• [Source document]:
- - -

# Boating on Upper Dells portion of the Wisconsin river lanch area?



## brucecz (Aug 26, 2008)

Does any one know were there is a public lanch with good parking for the Upper Dells portion of the Wisconsin river. 

We may go to CMV  this Labor Day weekend on Saturday and take either our deck boat or our smaller twin engine jet boat and play on the river.

Thanks in advance for all replys.

Bruce


----------



## rapmarks (Aug 26, 2008)

I ansered this on anoither board, but will add this caveat - we haven't used this for a long time.
Go into downtown Dells, turn left at light by Nig's, near the Riverwalk hotel is a public boat launch with public parking across the street.  
There may be a charge on the honor system, but I am not sure.


----------



## brucecz (Aug 26, 2008)

Thank you for the reply in regards to the boat launch.

Bruce


----------



## jercal10 (Aug 26, 2008)

this launch was there, last time I went by.


----------



## Willowbrook (Aug 26, 2008)

Because of high water, we were on the alternate boat dock when we took a Dells Jet Boat ride in June. The public ramp is right around this other dock as described above. It looked open and I recall someone dropping their boat in, even with the high levels.   I also recall a fee box on a sign if I remember correctly. The other two places would be Holiday Shores.

I think the public ramp for the Lower Dells is not too far from the Drive-In, but only saw the sign. Castle Rock has plenty of places to launch as well.

Weather looks to be beatiful. Have a good time Bruce.


----------



## brucecz (Aug 26, 2008)

Willowbrook said:


> Because of high water, we were on the alternate boat dock when we took a Dells Jet Boat ride in June. The public ramp is right around this other dock as described above. It looked open and I recall someone dropping their boat in, even with the high levels.   I also recall a fee box on a sign if I remember correctly. The other two places would be Holiday Shores.
> 
> I think the public ramp for the Lower Dells is not too far from the Drive-In, but only saw the sign. Castle Rock has plenty of places to launch as well.
> 
> Weather looks to be beatiful. Have a good time Bruce.



Thanks, I see if Judy wants to go. She had school today.

We used to stay at Castle Rock Park over 30 years ago and would fish the spring for Walleyes with rappala's on the Yellow rRver near the Buckhorn Bridge. 

That area is on the North west corner of the Castle Rock flowage. In 1975 we had bought a leftover 19 Cruisers Inc Cuddy cabin with a 115 HP Merc and put in  in Oct on Hy 21 and boated  all the way down to the Castle Rock flowage and back. The colors were neat.

We just bought these boats this August and have been spending time rerigging them up.  The smaller 15 foot jet may be the way to go on the river as I would not have to worry about props and with twin 85HP engines it will do about  50 MPH  or a bit better with only 2 people.

Our home Lake has a 45 MPH speed limit. The Deck boat will do 38 to 46 MHP  depending on how many are in the boat.

Bruce


----------

- - -

• [Record excerpts]:
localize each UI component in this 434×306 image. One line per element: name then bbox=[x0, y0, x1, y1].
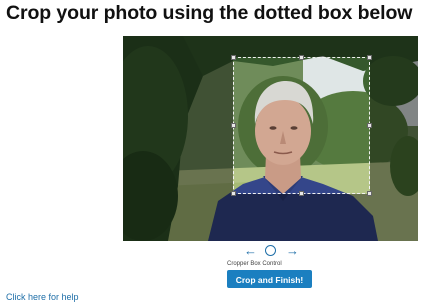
center-circle-icon[interactable] bbox=[265, 245, 276, 256]
crop-handle-bottom[interactable] bbox=[299, 191, 304, 196]
cropper-box-control: ← → bbox=[244, 243, 300, 258]
arrow-right-icon[interactable]: → bbox=[286, 243, 299, 258]
arrow-left-icon[interactable]: ← bbox=[244, 243, 257, 258]
crop-handle-left[interactable] bbox=[231, 123, 236, 128]
help-link[interactable]: Click here for help bbox=[6, 292, 79, 302]
photo-preview[interactable] bbox=[123, 36, 418, 241]
crop-and-finish-button[interactable]: Crop and Finish! bbox=[227, 270, 312, 288]
cropper-control-label: Cropper Box Control bbox=[227, 261, 282, 267]
crop-selection-box[interactable] bbox=[231, 55, 372, 196]
crop-handle-bottom-left[interactable] bbox=[231, 191, 236, 196]
crop-handle-right[interactable] bbox=[367, 123, 372, 128]
crop-handle-top[interactable] bbox=[299, 55, 304, 60]
crop-handle-top-left[interactable] bbox=[231, 55, 236, 60]
page-title: Crop your photo using the dotted box bel… bbox=[6, 2, 413, 24]
crop-handle-bottom-right[interactable] bbox=[367, 191, 372, 196]
crop-handle-top-right[interactable] bbox=[367, 55, 372, 60]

- - -

• [Task requirements]:
1. In the boat launch thread, what speed limit applies on Bruce's home lake?
2. Reproduce everything in the boat launch thread from "We just bought" down to "in the boat.".
3. Name every distinct username that posts in the boat launch thread.

• [Results for each task]:
1. 45 MPH

2.
We just bought these boats this August and have been spending time rerigging them up.  The smaller 15 foot jet may be the way to go on the river as I would not have to worry about props and with twin 85HP engines it will do about  50 MPH  or a bit better with only 2 people.

Our home Lake has a 45 MPH speed limit. The Deck boat will do 38 to 46 MHP  depending on how many are in the boat.

3. brucecz, rapmarks, jercal10, Willowbrook